WHAT IS ASKED ▸
Repeat the listing exactly as given, omitting every image.

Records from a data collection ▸
┌────────

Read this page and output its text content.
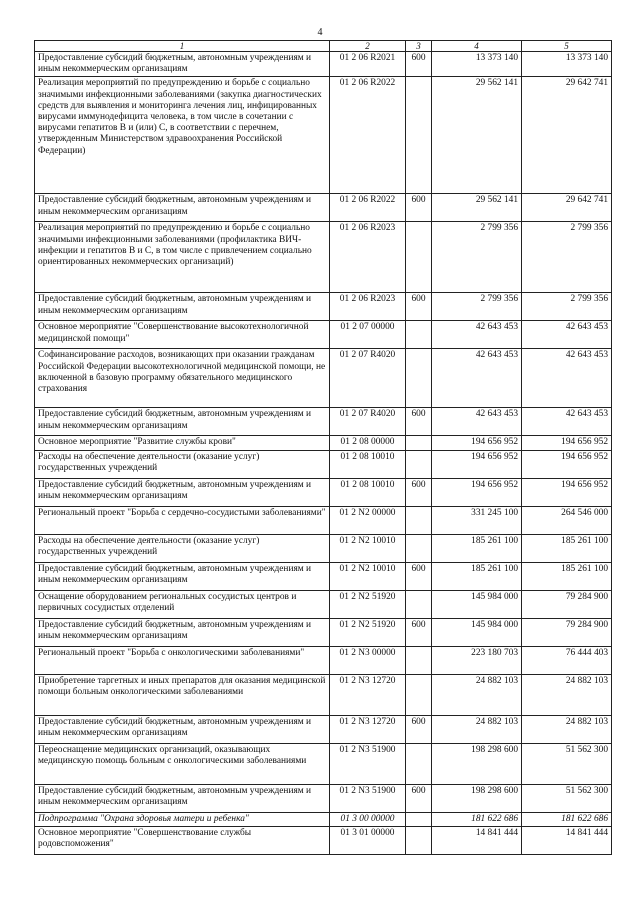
4
1	2	3	4	5
Предоставление субсидий бюджетным, автономным учреждениям и иным некоммерческим организациям	01 2 06 R2021	600	13 373 140	13 373 140
Реализация мероприятий по предупреждению и борьбе с социально значимыми инфекционными заболеваниями (закупка диагностических средств для выявления и мониторинга лечения лиц, инфицированных вирусами иммунодефицита человека, в том числе в сочетании с вирусами гепатитов В и (или) С, в соответствии с перечнем, утвержденным Министерством здравоохранения Российской Федерации)	01 2 06 R2022		29 562 141	29 642 741
Предоставление субсидий бюджетным, автономным учреждениям и иным некоммерческим организациям	01 2 06 R2022	600	29 562 141	29 642 741
Реализация мероприятий по предупреждению и борьбе с социально значимыми инфекционными заболеваниями (профилактика ВИЧ-инфекции и гепатитов В и С, в том числе с привлечением социально ориентированных некоммерческих организаций)	01 2 06 R2023		2 799 356	2 799 356
Предоставление субсидий бюджетным, автономным учреждениям и иным некоммерческим организациям	01 2 06 R2023	600	2 799 356	2 799 356
Основное мероприятие "Совершенствование высокотехнологичной медицинской помощи"	01 2 07 00000		42 643 453	42 643 453
Софинансирование расходов, возникающих при оказании гражданам Российской Федерации высокотехнологичной медицинской помощи, не включенной в базовую программу обязательного медицинского страхования	01 2 07 R4020		42 643 453	42 643 453
Предоставление субсидий бюджетным, автономным учреждениям и иным некоммерческим организациям	01 2 07 R4020	600	42 643 453	42 643 453
Основное мероприятие "Развитие службы крови"	01 2 08 00000		194 656 952	194 656 952
Расходы на обеспечение деятельности (оказание услуг) государственных учреждений	01 2 08 10010		194 656 952	194 656 952
Предоставление субсидий бюджетным, автономным учреждениям и иным некоммерческим организациям	01 2 08 10010	600	194 656 952	194 656 952
Региональный проект "Борьба с сердечно-сосудистыми заболеваниями"	01 2 N2 00000		331 245 100	264 546 000
Расходы на обеспечение деятельности (оказание услуг) государственных учреждений	01 2 N2 10010		185 261 100	185 261 100
Предоставление субсидий бюджетным, автономным учреждениям и иным некоммерческим организациям	01 2 N2 10010	600	185 261 100	185 261 100
Оснащение оборудованием региональных сосудистых центров и первичных сосудистых отделений	01 2 N2 51920		145 984 000	79 284 900
Предоставление субсидий бюджетным, автономным учреждениям и иным некоммерческим организациям	01 2 N2 51920	600	145 984 000	79 284 900
Региональный проект "Борьба с онкологическими заболеваниями"	01 2 N3 00000		223 180 703	76 444 403
Приобретение таргетных и иных препаратов для оказания медицинской помощи больным онкологическими заболеваниями	01 2 N3 12720		24 882 103	24 882 103
Предоставление субсидий бюджетным, автономным учреждениям и иным некоммерческим организациям	01 2 N3 12720	600	24 882 103	24 882 103
Переоснащение медицинских организаций, оказывающих медицинскую помощь больным с онкологическими заболеваниями	01 2 N3 51900		198 298 600	51 562 300
Предоставление субсидий бюджетным, автономным учреждениям и иным некоммерческим организациям	01 2 N3 51900	600	198 298 600	51 562 300
Подпрограмма "Охрана здоровья матери и ребенка"	01 3 00 00000		181 622 686	181 622 686
Основное мероприятие "Совершенствование службы родовспоможения"	01 3 01 00000		14 841 444	14 841 444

└────────

ANSWER FOR THIS EXERCISE ▸
Read this page and output its text content.
4
1	2	3	4	5
Предоставление субсидий бюджетным, автономным учреждениям и иным некоммерческим организациям	01 2 06 R2021	600	13 373 140	13 373 140
Реализация мероприятий по предупреждению и борьбе с социально значимыми инфекционными заболеваниями (закупка диагностических средств для выявления и мониторинга лечения лиц, инфицированных вирусами иммунодефицита человека, в том числе в сочетании с вирусами гепатитов В и (или) С, в соответствии с перечнем, утвержденным Министерством здравоохранения Российской Федерации)	01 2 06 R2022		29 562 141	29 642 741
Предоставление субсидий бюджетным, автономным учреждениям и иным некоммерческим организациям	01 2 06 R2022	600	29 562 141	29 642 741
Реализация мероприятий по предупреждению и борьбе с социально значимыми инфекционными заболеваниями (профилактика ВИЧ-инфекции и гепатитов В и С, в том числе с привлечением социально ориентированных некоммерческих организаций)	01 2 06 R2023		2 799 356	2 799 356
Предоставление субсидий бюджетным, автономным учреждениям и иным некоммерческим организациям	01 2 06 R2023	600	2 799 356	2 799 356
Основное мероприятие "Совершенствование высокотехнологичной медицинской помощи"	01 2 07 00000		42 643 453	42 643 453
Софинансирование расходов, возникающих при оказании гражданам Российской Федерации высокотехнологичной медицинской помощи, не включенной в базовую программу обязательного медицинского страхования	01 2 07 R4020		42 643 453	42 643 453
Предоставление субсидий бюджетным, автономным учреждениям и иным некоммерческим организациям	01 2 07 R4020	600	42 643 453	42 643 453
Основное мероприятие "Развитие службы крови"	01 2 08 00000		194 656 952	194 656 952
Расходы на обеспечение деятельности (оказание услуг) государственных учреждений	01 2 08 10010		194 656 952	194 656 952
Предоставление субсидий бюджетным, автономным учреждениям и иным некоммерческим организациям	01 2 08 10010	600	194 656 952	194 656 952
Региональный проект "Борьба с сердечно-сосудистыми заболеваниями"	01 2 N2 00000		331 245 100	264 546 000
Расходы на обеспечение деятельности (оказание услуг) государственных учреждений	01 2 N2 10010		185 261 100	185 261 100
Предоставление субсидий бюджетным, автономным учреждениям и иным некоммерческим организациям	01 2 N2 10010	600	185 261 100	185 261 100
Оснащение оборудованием региональных сосудистых центров и первичных сосудистых отделений	01 2 N2 51920		145 984 000	79 284 900
Предоставление субсидий бюджетным, автономным учреждениям и иным некоммерческим организациям	01 2 N2 51920	600	145 984 000	79 284 900
Региональный проект "Борьба с онкологическими заболеваниями"	01 2 N3 00000		223 180 703	76 444 403
Приобретение таргетных и иных препаратов для оказания медицинской помощи больным онкологическими заболеваниями	01 2 N3 12720		24 882 103	24 882 103
Предоставление субсидий бюджетным, автономным учреждениям и иным некоммерческим организациям	01 2 N3 12720	600	24 882 103	24 882 103
Переоснащение медицинских организаций, оказывающих медицинскую помощь больным с онкологическими заболеваниями	01 2 N3 51900		198 298 600	51 562 300
Предоставление субсидий бюджетным, автономным учреждениям и иным некоммерческим организациям	01 2 N3 51900	600	198 298 600	51 562 300
Подпрограмма "Охрана здоровья матери и ребенка"	01 3 00 00000		181 622 686	181 622 686
Основное мероприятие "Совершенствование службы родовспоможения"	01 3 01 00000		14 841 444	14 841 444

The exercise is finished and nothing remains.